== Segment start ==

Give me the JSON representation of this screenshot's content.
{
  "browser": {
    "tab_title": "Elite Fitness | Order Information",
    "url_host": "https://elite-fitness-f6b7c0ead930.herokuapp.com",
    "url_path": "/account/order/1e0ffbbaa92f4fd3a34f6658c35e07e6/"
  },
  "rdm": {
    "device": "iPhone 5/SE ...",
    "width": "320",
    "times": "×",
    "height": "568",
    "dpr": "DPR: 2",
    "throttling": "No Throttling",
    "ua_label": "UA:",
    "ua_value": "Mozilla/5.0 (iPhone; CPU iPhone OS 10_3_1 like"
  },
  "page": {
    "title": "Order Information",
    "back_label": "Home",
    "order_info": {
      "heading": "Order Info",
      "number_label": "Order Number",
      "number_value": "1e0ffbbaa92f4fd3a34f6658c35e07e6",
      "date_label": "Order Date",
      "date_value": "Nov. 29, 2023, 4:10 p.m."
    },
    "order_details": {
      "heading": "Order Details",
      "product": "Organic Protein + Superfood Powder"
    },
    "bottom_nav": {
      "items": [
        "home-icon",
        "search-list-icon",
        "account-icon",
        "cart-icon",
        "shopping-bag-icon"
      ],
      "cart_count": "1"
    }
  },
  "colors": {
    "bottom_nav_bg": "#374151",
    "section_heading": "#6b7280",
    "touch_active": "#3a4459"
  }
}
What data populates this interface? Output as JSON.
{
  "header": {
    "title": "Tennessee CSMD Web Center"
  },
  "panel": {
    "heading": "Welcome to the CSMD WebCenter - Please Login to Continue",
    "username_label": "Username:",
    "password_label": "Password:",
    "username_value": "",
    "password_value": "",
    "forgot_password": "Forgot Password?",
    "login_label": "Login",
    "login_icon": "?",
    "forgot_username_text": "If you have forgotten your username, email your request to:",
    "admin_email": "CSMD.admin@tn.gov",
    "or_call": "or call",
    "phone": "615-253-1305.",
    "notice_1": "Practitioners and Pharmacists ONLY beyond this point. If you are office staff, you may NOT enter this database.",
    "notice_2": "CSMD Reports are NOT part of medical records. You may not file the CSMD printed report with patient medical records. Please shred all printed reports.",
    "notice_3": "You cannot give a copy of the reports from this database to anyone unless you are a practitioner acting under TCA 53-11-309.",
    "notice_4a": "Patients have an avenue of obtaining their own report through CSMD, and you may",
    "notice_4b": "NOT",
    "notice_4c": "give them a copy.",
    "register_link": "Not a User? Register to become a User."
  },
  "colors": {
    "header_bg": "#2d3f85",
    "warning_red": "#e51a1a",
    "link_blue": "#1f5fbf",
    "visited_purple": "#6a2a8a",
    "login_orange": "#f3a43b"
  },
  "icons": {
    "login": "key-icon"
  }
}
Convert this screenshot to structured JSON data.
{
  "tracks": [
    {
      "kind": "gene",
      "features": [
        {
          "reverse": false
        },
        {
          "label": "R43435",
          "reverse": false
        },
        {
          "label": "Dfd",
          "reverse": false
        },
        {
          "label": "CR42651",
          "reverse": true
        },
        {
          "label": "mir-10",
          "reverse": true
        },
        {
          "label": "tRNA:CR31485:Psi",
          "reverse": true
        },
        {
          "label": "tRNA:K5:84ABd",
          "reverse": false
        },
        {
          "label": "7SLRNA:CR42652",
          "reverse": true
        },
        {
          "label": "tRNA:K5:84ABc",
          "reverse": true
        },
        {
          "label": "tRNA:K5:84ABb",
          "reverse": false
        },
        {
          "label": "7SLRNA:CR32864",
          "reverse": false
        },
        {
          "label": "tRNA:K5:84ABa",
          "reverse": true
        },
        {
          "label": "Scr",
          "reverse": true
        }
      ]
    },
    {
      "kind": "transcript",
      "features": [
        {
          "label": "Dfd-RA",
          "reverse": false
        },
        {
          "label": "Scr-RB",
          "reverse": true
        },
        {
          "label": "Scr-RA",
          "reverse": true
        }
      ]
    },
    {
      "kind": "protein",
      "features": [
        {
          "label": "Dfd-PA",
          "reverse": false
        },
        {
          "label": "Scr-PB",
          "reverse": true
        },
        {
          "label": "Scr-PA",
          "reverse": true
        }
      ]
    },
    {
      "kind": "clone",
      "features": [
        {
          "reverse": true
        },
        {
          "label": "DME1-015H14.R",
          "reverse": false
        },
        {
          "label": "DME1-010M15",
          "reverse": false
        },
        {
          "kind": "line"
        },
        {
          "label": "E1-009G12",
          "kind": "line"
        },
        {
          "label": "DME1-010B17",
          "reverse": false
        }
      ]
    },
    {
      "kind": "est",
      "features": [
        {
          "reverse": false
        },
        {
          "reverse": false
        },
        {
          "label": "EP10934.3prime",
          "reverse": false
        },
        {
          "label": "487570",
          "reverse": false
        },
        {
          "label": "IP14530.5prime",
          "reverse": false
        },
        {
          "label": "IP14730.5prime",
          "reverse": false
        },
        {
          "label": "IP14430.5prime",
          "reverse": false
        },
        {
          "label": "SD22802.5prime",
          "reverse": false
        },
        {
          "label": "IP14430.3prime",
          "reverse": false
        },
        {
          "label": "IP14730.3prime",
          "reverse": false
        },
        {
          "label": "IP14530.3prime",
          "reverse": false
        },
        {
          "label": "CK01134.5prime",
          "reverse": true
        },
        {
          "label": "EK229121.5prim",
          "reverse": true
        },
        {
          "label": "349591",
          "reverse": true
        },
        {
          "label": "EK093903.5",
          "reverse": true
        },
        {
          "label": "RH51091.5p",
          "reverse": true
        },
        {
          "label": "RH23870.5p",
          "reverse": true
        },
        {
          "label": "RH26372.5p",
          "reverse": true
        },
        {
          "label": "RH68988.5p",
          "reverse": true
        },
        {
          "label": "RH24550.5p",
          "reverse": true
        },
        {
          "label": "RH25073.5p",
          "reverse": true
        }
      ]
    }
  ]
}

== Segment end ==

▶ **Task requirements**:
Whenever the string "CSMD" turns up in a line above, copy that line out.

▶ **Your response**:
    "title": "Tennessee CSMD Web Center"
    "heading": "Welcome to the CSMD WebCenter - Please Login to Continue",
    "admin_email": "CSMD.admin@tn.gov",
    "notice_2": "CSMD Reports are NOT part of medical records. You may not file the CSMD printed report with patient medical records. Please shred all printed reports.",
    "notice_4a": "Patients have an avenue of obtaining their own report through CSMD, and you may",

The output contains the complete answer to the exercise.